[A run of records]
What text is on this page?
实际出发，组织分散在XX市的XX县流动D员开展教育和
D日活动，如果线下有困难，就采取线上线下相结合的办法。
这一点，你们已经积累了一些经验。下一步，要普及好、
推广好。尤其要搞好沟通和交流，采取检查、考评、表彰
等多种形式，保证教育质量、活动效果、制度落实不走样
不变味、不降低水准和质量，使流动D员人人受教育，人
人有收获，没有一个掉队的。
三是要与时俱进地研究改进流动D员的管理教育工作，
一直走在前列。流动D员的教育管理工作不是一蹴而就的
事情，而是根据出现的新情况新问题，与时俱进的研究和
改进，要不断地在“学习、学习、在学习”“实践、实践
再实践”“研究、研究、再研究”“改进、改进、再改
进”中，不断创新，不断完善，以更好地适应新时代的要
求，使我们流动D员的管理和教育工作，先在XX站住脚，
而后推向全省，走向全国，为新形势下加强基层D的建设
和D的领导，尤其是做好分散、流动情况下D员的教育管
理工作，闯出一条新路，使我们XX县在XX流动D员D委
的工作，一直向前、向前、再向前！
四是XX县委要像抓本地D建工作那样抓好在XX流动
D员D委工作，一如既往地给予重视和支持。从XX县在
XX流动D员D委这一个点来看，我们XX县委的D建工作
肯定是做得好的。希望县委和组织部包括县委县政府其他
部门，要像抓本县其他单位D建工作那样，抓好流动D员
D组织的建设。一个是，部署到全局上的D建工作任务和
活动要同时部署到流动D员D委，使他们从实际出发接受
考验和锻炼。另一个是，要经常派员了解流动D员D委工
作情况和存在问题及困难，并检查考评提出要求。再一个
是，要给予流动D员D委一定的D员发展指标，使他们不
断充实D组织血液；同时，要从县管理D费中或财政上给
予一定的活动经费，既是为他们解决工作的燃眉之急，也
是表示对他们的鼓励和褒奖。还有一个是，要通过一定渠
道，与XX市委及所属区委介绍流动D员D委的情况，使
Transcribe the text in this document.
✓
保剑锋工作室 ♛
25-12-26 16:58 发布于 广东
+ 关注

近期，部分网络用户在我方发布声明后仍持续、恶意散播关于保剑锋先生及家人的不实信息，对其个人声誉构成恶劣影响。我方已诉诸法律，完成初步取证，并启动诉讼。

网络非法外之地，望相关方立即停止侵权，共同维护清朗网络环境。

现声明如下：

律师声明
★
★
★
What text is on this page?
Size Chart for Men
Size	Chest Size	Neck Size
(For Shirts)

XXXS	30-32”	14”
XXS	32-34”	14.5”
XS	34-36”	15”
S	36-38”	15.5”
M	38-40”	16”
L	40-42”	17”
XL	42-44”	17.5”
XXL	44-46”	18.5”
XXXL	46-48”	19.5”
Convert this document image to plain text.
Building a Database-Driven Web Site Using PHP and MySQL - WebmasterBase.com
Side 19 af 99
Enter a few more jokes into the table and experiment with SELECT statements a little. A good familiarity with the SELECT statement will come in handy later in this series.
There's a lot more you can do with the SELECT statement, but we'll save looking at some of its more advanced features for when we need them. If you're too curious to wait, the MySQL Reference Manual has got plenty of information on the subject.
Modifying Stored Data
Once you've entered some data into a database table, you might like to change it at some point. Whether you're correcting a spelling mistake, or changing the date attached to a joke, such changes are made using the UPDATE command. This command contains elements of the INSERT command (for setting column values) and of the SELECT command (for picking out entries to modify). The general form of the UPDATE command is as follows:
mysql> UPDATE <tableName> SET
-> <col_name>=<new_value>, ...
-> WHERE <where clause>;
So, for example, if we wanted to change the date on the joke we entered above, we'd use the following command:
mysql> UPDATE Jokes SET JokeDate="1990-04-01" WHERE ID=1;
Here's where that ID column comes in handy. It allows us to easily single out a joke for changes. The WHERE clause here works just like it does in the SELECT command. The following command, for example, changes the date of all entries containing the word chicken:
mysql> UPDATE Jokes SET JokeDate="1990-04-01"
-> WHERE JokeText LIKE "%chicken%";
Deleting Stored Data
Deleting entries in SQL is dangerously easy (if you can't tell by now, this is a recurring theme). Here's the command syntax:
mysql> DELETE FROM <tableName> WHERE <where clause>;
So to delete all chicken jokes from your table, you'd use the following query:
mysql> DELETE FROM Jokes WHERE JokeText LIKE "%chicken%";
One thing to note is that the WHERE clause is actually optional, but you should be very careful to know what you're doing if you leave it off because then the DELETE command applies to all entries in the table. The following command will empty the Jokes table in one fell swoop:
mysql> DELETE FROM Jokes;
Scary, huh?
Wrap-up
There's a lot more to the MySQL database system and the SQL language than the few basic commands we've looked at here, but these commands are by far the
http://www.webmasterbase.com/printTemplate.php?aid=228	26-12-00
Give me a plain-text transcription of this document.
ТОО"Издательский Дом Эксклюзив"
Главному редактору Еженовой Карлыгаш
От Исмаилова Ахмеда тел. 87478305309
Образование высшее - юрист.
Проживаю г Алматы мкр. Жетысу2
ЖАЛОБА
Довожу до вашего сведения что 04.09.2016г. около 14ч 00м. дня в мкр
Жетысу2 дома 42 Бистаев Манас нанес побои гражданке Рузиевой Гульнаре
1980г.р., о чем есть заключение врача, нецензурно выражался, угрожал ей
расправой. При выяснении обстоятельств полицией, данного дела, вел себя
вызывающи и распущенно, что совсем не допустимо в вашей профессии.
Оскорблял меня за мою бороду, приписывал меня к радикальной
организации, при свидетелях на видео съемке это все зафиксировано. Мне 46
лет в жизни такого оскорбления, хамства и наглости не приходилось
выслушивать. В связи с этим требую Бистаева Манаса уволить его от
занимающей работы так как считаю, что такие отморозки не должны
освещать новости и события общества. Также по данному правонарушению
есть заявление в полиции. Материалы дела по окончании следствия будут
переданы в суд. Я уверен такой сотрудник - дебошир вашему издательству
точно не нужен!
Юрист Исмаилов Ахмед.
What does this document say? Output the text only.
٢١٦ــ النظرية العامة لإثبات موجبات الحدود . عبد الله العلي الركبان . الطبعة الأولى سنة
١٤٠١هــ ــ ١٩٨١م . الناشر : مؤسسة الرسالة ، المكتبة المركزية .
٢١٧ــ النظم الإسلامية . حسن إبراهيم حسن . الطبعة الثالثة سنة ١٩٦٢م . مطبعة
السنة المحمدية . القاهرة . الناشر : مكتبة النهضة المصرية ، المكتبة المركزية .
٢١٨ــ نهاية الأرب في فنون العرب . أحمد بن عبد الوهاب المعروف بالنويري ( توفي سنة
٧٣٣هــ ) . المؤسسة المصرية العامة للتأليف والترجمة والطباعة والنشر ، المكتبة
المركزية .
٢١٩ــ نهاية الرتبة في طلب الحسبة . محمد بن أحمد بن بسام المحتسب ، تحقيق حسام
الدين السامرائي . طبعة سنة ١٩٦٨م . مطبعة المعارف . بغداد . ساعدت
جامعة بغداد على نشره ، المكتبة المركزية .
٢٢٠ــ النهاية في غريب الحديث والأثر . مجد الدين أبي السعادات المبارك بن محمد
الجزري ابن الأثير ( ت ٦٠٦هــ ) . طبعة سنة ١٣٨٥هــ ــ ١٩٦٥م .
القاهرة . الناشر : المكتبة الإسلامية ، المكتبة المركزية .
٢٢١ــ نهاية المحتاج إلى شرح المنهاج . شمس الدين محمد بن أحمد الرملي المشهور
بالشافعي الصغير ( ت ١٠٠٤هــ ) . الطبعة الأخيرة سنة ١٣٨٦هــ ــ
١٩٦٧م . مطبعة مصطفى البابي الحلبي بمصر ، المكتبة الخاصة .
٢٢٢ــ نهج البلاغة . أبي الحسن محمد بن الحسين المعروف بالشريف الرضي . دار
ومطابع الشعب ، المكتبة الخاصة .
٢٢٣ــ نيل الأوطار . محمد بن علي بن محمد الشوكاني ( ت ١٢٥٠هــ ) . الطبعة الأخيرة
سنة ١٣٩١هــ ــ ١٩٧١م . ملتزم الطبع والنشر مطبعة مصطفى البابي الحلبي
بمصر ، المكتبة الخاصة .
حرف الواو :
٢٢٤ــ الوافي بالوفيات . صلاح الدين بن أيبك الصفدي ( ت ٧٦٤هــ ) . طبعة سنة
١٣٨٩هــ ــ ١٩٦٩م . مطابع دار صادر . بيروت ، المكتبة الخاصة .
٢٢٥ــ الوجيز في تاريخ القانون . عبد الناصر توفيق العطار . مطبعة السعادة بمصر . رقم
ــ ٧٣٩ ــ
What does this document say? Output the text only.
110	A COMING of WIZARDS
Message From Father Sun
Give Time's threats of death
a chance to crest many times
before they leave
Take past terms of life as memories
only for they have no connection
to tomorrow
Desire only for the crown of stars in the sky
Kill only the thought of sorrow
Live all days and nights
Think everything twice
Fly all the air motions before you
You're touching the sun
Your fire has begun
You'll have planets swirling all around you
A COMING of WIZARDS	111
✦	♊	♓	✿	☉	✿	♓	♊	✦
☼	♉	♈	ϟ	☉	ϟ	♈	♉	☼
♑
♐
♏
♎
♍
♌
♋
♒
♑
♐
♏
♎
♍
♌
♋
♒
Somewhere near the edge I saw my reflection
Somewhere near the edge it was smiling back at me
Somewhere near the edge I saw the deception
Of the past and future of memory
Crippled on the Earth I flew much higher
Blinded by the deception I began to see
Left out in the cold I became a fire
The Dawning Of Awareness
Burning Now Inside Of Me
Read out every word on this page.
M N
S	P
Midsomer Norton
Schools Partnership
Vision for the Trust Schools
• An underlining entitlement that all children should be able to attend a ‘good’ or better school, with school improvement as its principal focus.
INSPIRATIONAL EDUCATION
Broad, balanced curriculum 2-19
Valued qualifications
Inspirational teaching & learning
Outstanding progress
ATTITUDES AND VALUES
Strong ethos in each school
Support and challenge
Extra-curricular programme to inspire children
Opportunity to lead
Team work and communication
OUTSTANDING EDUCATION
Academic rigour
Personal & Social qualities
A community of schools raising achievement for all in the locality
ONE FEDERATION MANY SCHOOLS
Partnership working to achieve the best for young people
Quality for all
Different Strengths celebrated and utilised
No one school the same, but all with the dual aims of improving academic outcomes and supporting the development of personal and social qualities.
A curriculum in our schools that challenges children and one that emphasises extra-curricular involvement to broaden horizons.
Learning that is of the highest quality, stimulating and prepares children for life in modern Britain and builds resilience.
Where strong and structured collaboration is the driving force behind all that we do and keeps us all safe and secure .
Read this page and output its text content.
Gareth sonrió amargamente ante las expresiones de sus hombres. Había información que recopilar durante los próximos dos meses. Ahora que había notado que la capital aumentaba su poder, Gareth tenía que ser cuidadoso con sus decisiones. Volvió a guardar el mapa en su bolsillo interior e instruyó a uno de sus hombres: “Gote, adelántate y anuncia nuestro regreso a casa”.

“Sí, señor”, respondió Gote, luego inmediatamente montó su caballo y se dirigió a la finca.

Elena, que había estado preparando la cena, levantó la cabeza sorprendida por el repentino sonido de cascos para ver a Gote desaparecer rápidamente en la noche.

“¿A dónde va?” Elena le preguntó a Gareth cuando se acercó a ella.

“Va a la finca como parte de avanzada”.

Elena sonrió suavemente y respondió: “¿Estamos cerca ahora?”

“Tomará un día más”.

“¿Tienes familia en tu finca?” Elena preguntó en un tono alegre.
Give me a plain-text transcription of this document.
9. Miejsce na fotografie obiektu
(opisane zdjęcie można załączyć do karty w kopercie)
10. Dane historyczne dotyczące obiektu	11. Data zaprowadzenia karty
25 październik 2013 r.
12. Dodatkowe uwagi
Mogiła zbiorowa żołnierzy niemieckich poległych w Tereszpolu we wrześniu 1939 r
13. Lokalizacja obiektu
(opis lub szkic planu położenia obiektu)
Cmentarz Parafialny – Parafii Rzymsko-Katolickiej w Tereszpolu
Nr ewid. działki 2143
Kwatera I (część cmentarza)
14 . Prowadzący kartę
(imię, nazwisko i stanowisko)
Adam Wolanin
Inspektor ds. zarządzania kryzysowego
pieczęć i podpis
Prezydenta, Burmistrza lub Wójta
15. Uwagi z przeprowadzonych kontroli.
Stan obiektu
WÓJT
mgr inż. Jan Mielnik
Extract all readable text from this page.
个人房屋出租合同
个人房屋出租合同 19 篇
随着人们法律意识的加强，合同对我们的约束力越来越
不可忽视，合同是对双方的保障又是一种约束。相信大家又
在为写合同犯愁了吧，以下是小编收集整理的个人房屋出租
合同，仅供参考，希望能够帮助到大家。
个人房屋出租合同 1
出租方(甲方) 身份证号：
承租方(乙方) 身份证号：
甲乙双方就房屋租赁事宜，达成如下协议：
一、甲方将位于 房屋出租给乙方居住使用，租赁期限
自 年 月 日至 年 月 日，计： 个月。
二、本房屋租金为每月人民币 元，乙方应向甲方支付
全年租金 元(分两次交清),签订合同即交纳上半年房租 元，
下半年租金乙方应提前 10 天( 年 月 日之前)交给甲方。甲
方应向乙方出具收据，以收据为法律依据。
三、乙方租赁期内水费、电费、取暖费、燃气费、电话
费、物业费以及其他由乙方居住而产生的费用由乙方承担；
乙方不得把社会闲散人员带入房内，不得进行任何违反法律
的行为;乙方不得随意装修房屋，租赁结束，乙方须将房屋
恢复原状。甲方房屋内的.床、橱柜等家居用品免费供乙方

Required task
Show every line where the string "COMING" appears.

In response
110	A COMING of WIZARDS
A COMING of WIZARDS	111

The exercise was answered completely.